Saved entries
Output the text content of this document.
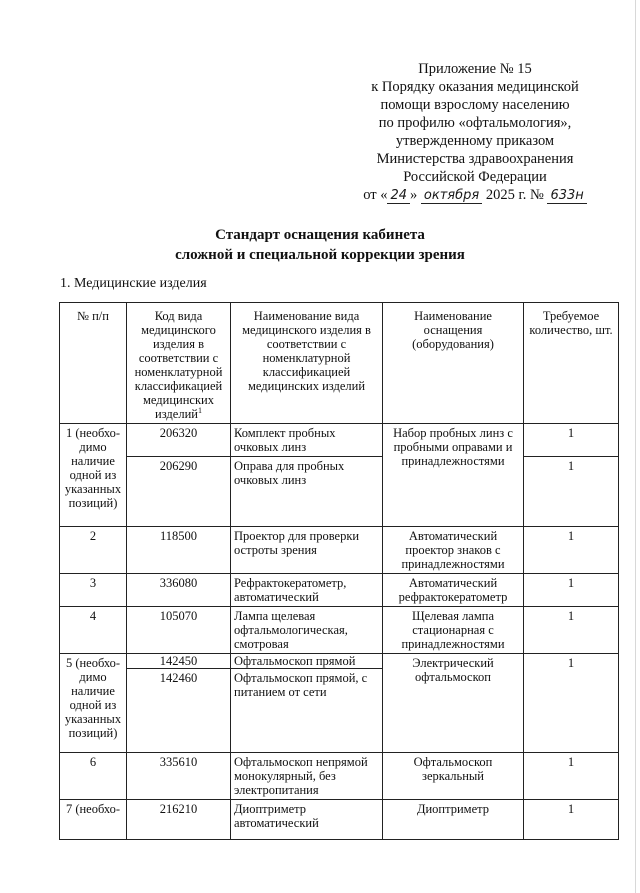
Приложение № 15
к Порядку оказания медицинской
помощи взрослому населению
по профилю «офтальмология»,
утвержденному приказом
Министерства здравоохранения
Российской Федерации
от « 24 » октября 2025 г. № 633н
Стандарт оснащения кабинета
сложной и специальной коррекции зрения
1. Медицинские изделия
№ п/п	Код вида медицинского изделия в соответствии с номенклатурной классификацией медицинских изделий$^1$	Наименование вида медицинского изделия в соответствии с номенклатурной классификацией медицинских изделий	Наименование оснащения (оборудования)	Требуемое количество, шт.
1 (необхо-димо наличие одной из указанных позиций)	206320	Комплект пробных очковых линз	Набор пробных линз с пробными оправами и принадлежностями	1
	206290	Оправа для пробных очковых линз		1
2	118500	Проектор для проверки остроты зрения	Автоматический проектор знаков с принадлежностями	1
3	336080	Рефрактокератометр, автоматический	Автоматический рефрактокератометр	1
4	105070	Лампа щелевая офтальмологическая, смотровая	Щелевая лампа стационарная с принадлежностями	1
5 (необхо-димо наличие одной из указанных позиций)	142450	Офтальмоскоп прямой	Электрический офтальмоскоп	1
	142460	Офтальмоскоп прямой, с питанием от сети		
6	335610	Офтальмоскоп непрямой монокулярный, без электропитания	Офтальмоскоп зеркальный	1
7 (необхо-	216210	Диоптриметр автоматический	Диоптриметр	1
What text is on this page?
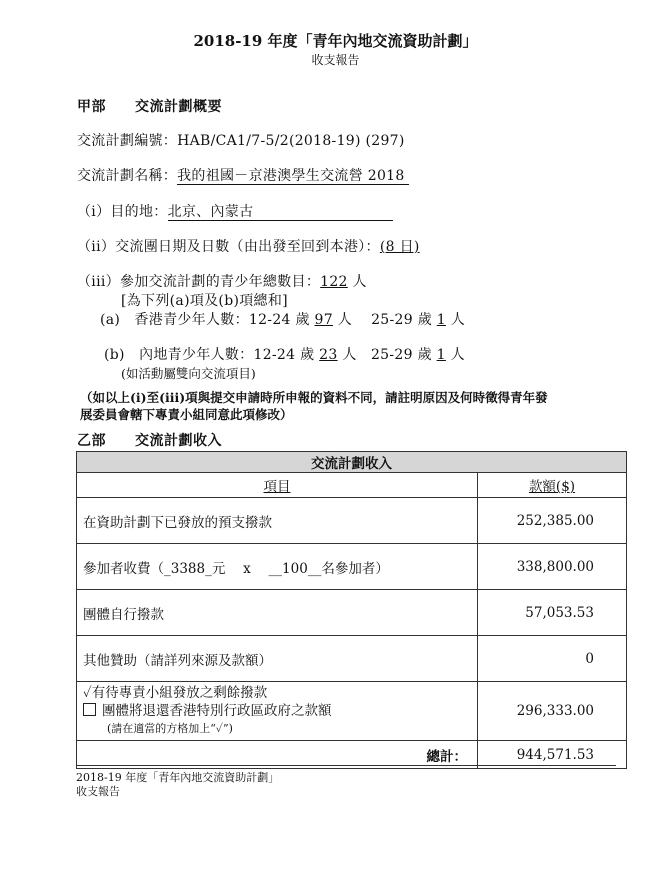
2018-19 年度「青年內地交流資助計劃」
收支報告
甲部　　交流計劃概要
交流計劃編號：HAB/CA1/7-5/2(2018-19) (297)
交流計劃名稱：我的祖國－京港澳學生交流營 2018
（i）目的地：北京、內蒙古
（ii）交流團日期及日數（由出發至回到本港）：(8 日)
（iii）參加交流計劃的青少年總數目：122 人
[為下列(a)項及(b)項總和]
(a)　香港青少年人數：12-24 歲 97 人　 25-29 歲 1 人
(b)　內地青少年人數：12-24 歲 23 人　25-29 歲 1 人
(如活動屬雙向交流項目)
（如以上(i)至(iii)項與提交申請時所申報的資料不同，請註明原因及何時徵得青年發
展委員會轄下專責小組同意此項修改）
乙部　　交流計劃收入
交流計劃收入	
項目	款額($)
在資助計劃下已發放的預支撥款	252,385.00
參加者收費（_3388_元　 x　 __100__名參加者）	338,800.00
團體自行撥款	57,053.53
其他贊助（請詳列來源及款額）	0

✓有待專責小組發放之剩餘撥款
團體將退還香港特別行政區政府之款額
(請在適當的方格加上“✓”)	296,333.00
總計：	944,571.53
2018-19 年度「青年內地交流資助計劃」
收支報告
--
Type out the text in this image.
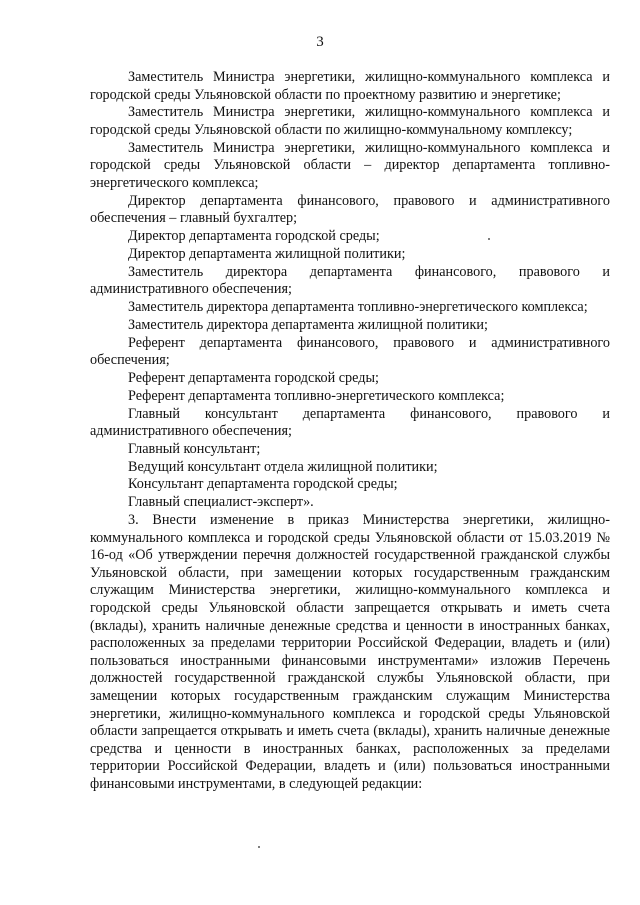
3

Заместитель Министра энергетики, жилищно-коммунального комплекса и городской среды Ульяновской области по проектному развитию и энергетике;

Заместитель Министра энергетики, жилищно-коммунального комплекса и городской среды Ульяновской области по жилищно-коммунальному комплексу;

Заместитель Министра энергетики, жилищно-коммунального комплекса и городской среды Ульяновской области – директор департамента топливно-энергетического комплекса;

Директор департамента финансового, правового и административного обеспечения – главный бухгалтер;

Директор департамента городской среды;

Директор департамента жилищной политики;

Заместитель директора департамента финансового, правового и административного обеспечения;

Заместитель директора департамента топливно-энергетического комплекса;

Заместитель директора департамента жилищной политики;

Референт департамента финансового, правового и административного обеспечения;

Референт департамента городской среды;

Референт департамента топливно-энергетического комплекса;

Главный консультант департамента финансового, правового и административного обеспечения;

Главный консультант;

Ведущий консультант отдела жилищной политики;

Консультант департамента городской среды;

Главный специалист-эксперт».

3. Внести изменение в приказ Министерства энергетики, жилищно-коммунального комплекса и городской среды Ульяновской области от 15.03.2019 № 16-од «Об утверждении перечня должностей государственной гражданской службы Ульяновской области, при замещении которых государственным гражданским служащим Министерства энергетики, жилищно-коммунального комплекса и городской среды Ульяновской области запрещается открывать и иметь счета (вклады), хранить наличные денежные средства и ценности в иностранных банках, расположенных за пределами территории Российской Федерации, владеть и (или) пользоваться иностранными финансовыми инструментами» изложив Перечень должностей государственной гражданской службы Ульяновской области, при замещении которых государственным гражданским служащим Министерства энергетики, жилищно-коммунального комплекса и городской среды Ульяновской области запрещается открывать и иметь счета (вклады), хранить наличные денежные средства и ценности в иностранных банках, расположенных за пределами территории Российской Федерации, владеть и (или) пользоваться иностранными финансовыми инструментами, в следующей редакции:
==
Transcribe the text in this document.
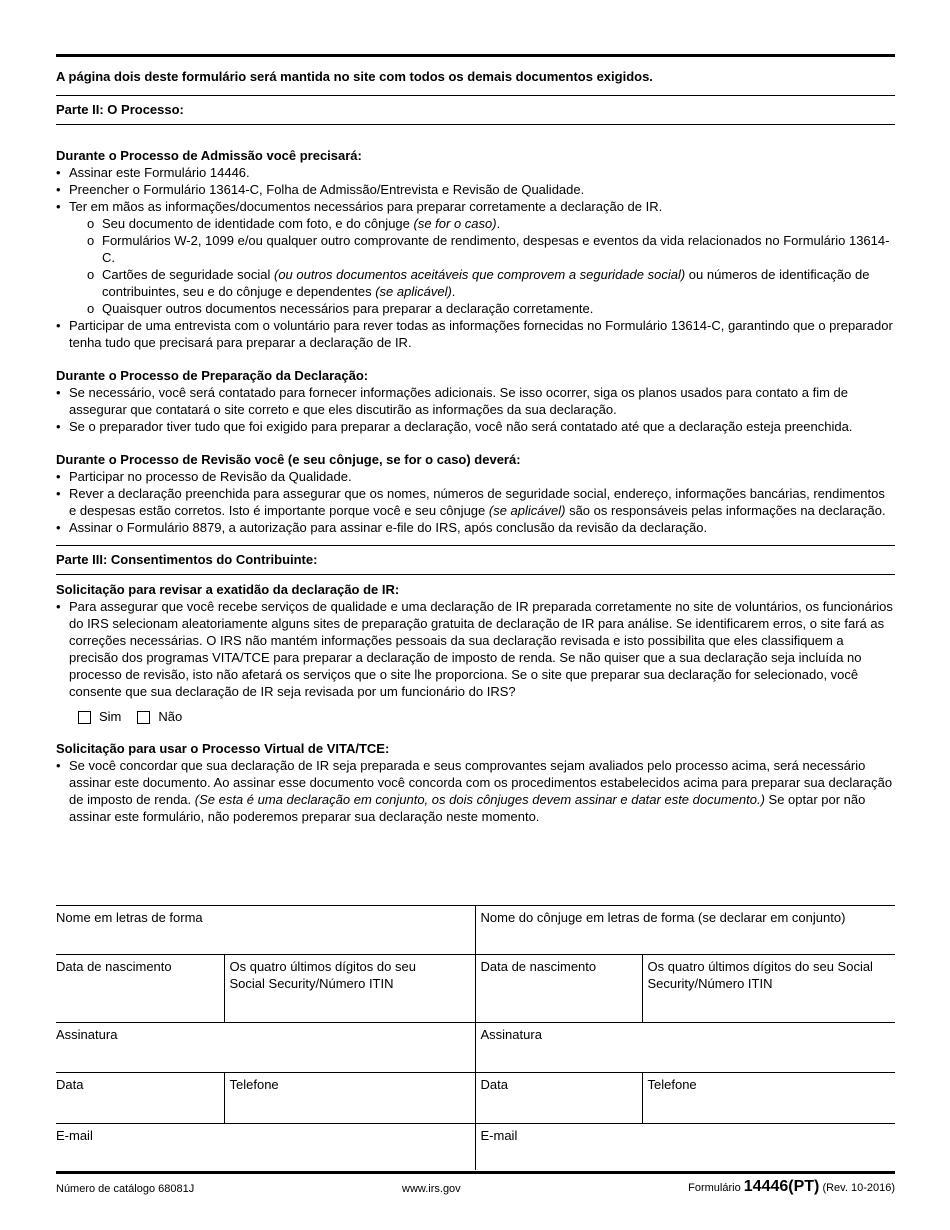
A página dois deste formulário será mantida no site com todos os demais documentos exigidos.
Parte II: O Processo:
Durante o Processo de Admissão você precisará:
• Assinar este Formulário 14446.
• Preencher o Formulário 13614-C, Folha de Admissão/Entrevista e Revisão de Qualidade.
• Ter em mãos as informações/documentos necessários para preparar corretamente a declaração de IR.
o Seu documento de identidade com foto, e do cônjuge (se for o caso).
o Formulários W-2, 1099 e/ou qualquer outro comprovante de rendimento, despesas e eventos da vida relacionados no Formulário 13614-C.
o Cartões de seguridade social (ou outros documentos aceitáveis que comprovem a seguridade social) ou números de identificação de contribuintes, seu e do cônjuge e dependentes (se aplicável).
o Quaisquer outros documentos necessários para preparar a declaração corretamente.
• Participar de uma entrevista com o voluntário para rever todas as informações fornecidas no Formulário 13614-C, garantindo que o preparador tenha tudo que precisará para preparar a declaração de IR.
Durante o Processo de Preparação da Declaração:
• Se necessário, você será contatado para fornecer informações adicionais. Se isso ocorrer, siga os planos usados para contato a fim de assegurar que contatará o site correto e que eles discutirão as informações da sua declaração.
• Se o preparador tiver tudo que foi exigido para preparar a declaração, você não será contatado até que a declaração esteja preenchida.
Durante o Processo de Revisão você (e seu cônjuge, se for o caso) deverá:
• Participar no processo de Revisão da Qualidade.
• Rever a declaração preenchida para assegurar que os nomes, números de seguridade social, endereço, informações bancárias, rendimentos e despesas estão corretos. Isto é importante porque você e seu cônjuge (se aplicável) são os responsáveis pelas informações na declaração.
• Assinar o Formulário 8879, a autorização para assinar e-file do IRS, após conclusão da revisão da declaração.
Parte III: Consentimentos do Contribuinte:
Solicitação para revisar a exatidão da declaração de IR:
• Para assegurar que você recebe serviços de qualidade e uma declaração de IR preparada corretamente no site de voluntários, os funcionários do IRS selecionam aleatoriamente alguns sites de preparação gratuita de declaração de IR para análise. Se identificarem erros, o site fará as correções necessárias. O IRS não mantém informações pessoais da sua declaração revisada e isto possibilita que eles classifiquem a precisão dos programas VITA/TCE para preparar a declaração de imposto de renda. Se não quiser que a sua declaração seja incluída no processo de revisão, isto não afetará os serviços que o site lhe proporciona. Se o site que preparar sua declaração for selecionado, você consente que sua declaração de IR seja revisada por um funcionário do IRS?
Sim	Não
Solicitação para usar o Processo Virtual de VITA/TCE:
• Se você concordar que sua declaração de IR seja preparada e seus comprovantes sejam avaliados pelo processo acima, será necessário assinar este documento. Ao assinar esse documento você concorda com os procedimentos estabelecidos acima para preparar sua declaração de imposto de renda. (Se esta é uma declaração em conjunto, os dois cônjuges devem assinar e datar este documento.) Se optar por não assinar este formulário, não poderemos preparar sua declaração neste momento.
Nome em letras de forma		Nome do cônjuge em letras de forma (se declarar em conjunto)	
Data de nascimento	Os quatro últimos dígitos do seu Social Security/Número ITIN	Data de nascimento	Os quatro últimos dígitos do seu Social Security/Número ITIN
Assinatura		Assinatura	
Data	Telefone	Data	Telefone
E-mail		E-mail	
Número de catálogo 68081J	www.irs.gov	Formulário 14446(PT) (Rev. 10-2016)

> [AIM OF THE TASK]: Go through the listing above and list every line that has the word "será".

> [ANSWER FOR THIS EXERCISE]:
A página dois deste formulário será mantida no site com todos os demais documentos exigidos.
• Se necessário, você será contatado para fornecer informações adicionais. Se isso ocorrer, siga os planos usados para contato a fim de assegurar que contatará o site correto e que eles discutirão as informações da sua declaração.
• Se o preparador tiver tudo que foi exigido para preparar a declaração, você não será contatado até que a declaração esteja preenchida.
• Se você concordar que sua declaração de IR seja preparada e seus comprovantes sejam avaliados pelo processo acima, será necessário assinar este documento. Ao assinar esse documento você concorda com os procedimentos estabelecidos acima para preparar sua declaração de imposto de renda. (Se esta é uma declaração em conjunto, os dois cônjuges devem assinar e datar este documento.) Se optar por não assinar este formulário, não poderemos preparar sua declaração neste momento.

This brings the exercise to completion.